(Dataset records)
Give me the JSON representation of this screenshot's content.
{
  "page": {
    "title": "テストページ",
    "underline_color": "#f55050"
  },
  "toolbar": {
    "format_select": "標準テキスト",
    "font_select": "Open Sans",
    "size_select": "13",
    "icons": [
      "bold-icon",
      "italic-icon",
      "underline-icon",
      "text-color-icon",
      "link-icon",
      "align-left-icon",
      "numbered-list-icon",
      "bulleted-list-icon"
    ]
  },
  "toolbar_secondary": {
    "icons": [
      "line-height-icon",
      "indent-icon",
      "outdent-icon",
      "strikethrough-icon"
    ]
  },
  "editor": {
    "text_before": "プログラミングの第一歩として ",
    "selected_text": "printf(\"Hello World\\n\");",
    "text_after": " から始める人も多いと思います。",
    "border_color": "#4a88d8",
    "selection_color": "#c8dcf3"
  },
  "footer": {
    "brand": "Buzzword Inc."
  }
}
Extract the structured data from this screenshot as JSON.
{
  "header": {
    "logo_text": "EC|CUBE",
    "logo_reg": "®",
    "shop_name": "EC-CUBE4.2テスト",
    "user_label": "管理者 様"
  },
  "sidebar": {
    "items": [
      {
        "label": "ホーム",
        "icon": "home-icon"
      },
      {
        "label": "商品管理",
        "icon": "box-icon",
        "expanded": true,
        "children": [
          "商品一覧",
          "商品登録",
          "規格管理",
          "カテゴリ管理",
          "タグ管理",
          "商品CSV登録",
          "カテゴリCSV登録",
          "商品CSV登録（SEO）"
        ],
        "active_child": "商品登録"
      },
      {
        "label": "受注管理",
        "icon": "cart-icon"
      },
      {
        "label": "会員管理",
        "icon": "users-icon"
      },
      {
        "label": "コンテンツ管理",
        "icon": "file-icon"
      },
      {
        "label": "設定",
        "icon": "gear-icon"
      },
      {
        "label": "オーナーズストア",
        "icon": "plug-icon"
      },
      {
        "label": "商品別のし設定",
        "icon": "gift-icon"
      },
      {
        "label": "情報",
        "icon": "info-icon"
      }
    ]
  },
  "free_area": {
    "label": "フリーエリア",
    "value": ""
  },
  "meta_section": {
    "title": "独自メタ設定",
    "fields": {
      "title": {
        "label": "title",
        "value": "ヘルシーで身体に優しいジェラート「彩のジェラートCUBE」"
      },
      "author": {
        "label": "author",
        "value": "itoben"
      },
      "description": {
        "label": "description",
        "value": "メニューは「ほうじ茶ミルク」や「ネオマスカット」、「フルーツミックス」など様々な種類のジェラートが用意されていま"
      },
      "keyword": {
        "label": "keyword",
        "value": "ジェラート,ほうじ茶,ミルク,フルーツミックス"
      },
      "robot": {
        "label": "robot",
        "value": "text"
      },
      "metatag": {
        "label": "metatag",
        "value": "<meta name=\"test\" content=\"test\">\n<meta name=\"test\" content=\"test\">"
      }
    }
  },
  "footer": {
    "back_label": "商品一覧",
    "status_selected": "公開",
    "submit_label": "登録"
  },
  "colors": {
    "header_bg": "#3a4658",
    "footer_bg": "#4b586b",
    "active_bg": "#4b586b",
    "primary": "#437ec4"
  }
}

• **Problem requirements**
Restate all of the entries above precisely.

• **Result for this exercise**
Give me the JSON representation of this screenshot's content.
{
  "page": {
    "title": "テストページ",
    "underline_color": "#f55050"
  },
  "toolbar": {
    "format_select": "標準テキスト",
    "font_select": "Open Sans",
    "size_select": "13",
    "icons": [
      "bold-icon",
      "italic-icon",
      "underline-icon",
      "text-color-icon",
      "link-icon",
      "align-left-icon",
      "numbered-list-icon",
      "bulleted-list-icon"
    ]
  },
  "toolbar_secondary": {
    "icons": [
      "line-height-icon",
      "indent-icon",
      "outdent-icon",
      "strikethrough-icon"
    ]
  },
  "editor": {
    "text_before": "プログラミングの第一歩として ",
    "selected_text": "printf(\"Hello World\\n\");",
    "text_after": " から始める人も多いと思います。",
    "border_color": "#4a88d8",
    "selection_color": "#c8dcf3"
  },
  "footer": {
    "brand": "Buzzword Inc."
  }
}
Extract the structured data from this screenshot as JSON.
{
  "header": {
    "logo_text": "EC|CUBE",
    "logo_reg": "®",
    "shop_name": "EC-CUBE4.2テスト",
    "user_label": "管理者 様"
  },
  "sidebar": {
    "items": [
      {
        "label": "ホーム",
        "icon": "home-icon"
      },
      {
        "label": "商品管理",
        "icon": "box-icon",
        "expanded": true,
        "children": [
          "商品一覧",
          "商品登録",
          "規格管理",
          "カテゴリ管理",
          "タグ管理",
          "商品CSV登録",
          "カテゴリCSV登録",
          "商品CSV登録（SEO）"
        ],
        "active_child": "商品登録"
      },
      {
        "label": "受注管理",
        "icon": "cart-icon"
      },
      {
        "label": "会員管理",
        "icon": "users-icon"
      },
      {
        "label": "コンテンツ管理",
        "icon": "file-icon"
      },
      {
        "label": "設定",
        "icon": "gear-icon"
      },
      {
        "label": "オーナーズストア",
        "icon": "plug-icon"
      },
      {
        "label": "商品別のし設定",
        "icon": "gift-icon"
      },
      {
        "label": "情報",
        "icon": "info-icon"
      }
    ]
  },
  "free_area": {
    "label": "フリーエリア",
    "value": ""
  },
  "meta_section": {
    "title": "独自メタ設定",
    "fields": {
      "title": {
        "label": "title",
        "value": "ヘルシーで身体に優しいジェラート「彩のジェラートCUBE」"
      },
      "author": {
        "label": "author",
        "value": "itoben"
      },
      "description": {
        "label": "description",
        "value": "メニューは「ほうじ茶ミルク」や「ネオマスカット」、「フルーツミックス」など様々な種類のジェラートが用意されていま"
      },
      "keyword": {
        "label": "keyword",
        "value": "ジェラート,ほうじ茶,ミルク,フルーツミックス"
      },
      "robot": {
        "label": "robot",
        "value": "text"
      },
      "metatag": {
        "label": "metatag",
        "value": "<meta name=\"test\" content=\"test\">\n<meta name=\"test\" content=\"test\">"
      }
    }
  },
  "footer": {
    "back_label": "商品一覧",
    "status_selected": "公開",
    "submit_label": "登録"
  },
  "colors": {
    "header_bg": "#3a4658",
    "footer_bg": "#4b586b",
    "active_bg": "#4b586b",
    "primary": "#437ec4"
  }
}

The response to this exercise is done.